DATA ROWS:

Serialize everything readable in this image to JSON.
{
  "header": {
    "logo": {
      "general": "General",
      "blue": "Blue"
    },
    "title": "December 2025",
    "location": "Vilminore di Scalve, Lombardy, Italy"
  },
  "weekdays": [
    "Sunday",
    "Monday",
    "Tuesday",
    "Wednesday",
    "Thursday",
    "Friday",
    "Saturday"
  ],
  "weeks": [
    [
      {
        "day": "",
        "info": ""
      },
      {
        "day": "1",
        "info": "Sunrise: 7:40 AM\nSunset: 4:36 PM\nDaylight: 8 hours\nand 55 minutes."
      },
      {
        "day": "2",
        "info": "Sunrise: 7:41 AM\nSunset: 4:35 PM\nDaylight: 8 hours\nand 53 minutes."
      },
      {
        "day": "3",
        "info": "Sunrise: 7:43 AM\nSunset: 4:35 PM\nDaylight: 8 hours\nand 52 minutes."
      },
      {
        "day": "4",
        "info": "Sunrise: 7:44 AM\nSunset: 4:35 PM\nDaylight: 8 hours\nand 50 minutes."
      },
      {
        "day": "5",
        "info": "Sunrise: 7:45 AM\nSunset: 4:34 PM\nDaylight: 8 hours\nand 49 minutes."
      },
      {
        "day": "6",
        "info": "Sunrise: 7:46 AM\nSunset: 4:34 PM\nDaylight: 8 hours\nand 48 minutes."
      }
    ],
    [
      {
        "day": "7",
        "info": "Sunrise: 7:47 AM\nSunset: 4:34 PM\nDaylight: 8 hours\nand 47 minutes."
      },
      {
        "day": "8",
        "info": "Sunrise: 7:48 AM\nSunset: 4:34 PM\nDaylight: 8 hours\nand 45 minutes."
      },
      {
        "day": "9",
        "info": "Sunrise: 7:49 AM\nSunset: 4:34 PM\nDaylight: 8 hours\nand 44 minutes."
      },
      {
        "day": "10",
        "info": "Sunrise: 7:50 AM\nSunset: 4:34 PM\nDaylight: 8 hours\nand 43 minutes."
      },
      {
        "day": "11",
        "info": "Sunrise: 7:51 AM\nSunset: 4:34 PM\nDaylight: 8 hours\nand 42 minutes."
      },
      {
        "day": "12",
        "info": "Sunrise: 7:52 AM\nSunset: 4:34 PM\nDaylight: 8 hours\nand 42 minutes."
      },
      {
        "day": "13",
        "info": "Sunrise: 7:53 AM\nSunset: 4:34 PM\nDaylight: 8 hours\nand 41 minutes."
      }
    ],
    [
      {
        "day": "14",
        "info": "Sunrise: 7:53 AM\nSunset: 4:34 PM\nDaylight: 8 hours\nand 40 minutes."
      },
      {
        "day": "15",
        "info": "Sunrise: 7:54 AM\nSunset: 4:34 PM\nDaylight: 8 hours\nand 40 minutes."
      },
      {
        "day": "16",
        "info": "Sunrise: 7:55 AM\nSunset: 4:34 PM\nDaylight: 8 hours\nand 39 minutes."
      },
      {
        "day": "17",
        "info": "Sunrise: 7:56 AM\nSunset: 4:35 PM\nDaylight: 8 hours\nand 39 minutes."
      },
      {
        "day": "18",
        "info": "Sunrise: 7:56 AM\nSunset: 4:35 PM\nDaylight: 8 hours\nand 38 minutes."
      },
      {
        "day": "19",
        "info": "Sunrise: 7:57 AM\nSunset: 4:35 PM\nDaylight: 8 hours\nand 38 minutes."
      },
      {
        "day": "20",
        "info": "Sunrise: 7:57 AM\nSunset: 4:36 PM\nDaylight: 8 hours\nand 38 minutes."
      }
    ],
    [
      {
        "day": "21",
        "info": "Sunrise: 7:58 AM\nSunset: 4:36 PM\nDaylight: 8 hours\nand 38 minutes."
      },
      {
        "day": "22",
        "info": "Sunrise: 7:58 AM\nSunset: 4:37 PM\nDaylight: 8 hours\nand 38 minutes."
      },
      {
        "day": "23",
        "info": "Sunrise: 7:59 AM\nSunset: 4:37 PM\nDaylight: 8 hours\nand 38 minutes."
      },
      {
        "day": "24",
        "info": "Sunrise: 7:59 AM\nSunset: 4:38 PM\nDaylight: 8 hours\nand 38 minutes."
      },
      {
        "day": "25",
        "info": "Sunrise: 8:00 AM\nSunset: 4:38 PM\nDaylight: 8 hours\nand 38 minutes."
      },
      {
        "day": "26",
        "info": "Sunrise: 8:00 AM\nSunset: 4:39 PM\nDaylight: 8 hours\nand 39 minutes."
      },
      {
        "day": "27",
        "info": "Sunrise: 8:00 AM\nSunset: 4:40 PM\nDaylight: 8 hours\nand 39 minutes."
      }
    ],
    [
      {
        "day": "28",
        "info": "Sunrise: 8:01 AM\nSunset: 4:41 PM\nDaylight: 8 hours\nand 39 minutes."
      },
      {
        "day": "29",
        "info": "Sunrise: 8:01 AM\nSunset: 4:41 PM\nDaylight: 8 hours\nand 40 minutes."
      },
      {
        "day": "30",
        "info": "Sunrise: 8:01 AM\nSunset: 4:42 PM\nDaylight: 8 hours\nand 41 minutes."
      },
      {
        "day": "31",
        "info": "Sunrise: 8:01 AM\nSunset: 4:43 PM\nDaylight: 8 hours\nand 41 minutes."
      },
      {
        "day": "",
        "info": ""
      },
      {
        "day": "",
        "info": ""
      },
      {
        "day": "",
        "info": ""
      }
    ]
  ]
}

WHAT YOU HAVE TO DO: Recite the full listing above exactly.

TASK SOLUTION:
Serialize everything readable in this image to JSON.
{
  "header": {
    "logo": {
      "general": "General",
      "blue": "Blue"
    },
    "title": "December 2025",
    "location": "Vilminore di Scalve, Lombardy, Italy"
  },
  "weekdays": [
    "Sunday",
    "Monday",
    "Tuesday",
    "Wednesday",
    "Thursday",
    "Friday",
    "Saturday"
  ],
  "weeks": [
    [
      {
        "day": "",
        "info": ""
      },
      {
        "day": "1",
        "info": "Sunrise: 7:40 AM\nSunset: 4:36 PM\nDaylight: 8 hours\nand 55 minutes."
      },
      {
        "day": "2",
        "info": "Sunrise: 7:41 AM\nSunset: 4:35 PM\nDaylight: 8 hours\nand 53 minutes."
      },
      {
        "day": "3",
        "info": "Sunrise: 7:43 AM\nSunset: 4:35 PM\nDaylight: 8 hours\nand 52 minutes."
      },
      {
        "day": "4",
        "info": "Sunrise: 7:44 AM\nSunset: 4:35 PM\nDaylight: 8 hours\nand 50 minutes."
      },
      {
        "day": "5",
        "info": "Sunrise: 7:45 AM\nSunset: 4:34 PM\nDaylight: 8 hours\nand 49 minutes."
      },
      {
        "day": "6",
        "info": "Sunrise: 7:46 AM\nSunset: 4:34 PM\nDaylight: 8 hours\nand 48 minutes."
      }
    ],
    [
      {
        "day": "7",
        "info": "Sunrise: 7:47 AM\nSunset: 4:34 PM\nDaylight: 8 hours\nand 47 minutes."
      },
      {
        "day": "8",
        "info": "Sunrise: 7:48 AM\nSunset: 4:34 PM\nDaylight: 8 hours\nand 45 minutes."
      },
      {
        "day": "9",
        "info": "Sunrise: 7:49 AM\nSunset: 4:34 PM\nDaylight: 8 hours\nand 44 minutes."
      },
      {
        "day": "10",
        "info": "Sunrise: 7:50 AM\nSunset: 4:34 PM\nDaylight: 8 hours\nand 43 minutes."
      },
      {
        "day": "11",
        "info": "Sunrise: 7:51 AM\nSunset: 4:34 PM\nDaylight: 8 hours\nand 42 minutes."
      },
      {
        "day": "12",
        "info": "Sunrise: 7:52 AM\nSunset: 4:34 PM\nDaylight: 8 hours\nand 42 minutes."
      },
      {
        "day": "13",
        "info": "Sunrise: 7:53 AM\nSunset: 4:34 PM\nDaylight: 8 hours\nand 41 minutes."
      }
    ],
    [
      {
        "day": "14",
        "info": "Sunrise: 7:53 AM\nSunset: 4:34 PM\nDaylight: 8 hours\nand 40 minutes."
      },
      {
        "day": "15",
        "info": "Sunrise: 7:54 AM\nSunset: 4:34 PM\nDaylight: 8 hours\nand 40 minutes."
      },
      {
        "day": "16",
        "info": "Sunrise: 7:55 AM\nSunset: 4:34 PM\nDaylight: 8 hours\nand 39 minutes."
      },
      {
        "day": "17",
        "info": "Sunrise: 7:56 AM\nSunset: 4:35 PM\nDaylight: 8 hours\nand 39 minutes."
      },
      {
        "day": "18",
        "info": "Sunrise: 7:56 AM\nSunset: 4:35 PM\nDaylight: 8 hours\nand 38 minutes."
      },
      {
        "day": "19",
        "info": "Sunrise: 7:57 AM\nSunset: 4:35 PM\nDaylight: 8 hours\nand 38 minutes."
      },
      {
        "day": "20",
        "info": "Sunrise: 7:57 AM\nSunset: 4:36 PM\nDaylight: 8 hours\nand 38 minutes."
      }
    ],
    [
      {
        "day": "21",
        "info": "Sunrise: 7:58 AM\nSunset: 4:36 PM\nDaylight: 8 hours\nand 38 minutes."
      },
      {
        "day": "22",
        "info": "Sunrise: 7:58 AM\nSunset: 4:37 PM\nDaylight: 8 hours\nand 38 minutes."
      },
      {
        "day": "23",
        "info": "Sunrise: 7:59 AM\nSunset: 4:37 PM\nDaylight: 8 hours\nand 38 minutes."
      },
      {
        "day": "24",
        "info": "Sunrise: 7:59 AM\nSunset: 4:38 PM\nDaylight: 8 hours\nand 38 minutes."
      },
      {
        "day": "25",
        "info": "Sunrise: 8:00 AM\nSunset: 4:38 PM\nDaylight: 8 hours\nand 38 minutes."
      },
      {
        "day": "26",
        "info": "Sunrise: 8:00 AM\nSunset: 4:39 PM\nDaylight: 8 hours\nand 39 minutes."
      },
      {
        "day": "27",
        "info": "Sunrise: 8:00 AM\nSunset: 4:40 PM\nDaylight: 8 hours\nand 39 minutes."
      }
    ],
    [
      {
        "day": "28",
        "info": "Sunrise: 8:01 AM\nSunset: 4:41 PM\nDaylight: 8 hours\nand 39 minutes."
      },
      {
        "day": "29",
        "info": "Sunrise: 8:01 AM\nSunset: 4:41 PM\nDaylight: 8 hours\nand 40 minutes."
      },
      {
        "day": "30",
        "info": "Sunrise: 8:01 AM\nSunset: 4:42 PM\nDaylight: 8 hours\nand 41 minutes."
      },
      {
        "day": "31",
        "info": "Sunrise: 8:01 AM\nSunset: 4:43 PM\nDaylight: 8 hours\nand 41 minutes."
      },
      {
        "day": "",
        "info": ""
      },
      {
        "day": "",
        "info": ""
      },
      {
        "day": "",
        "info": ""
      }
    ]
  ]
}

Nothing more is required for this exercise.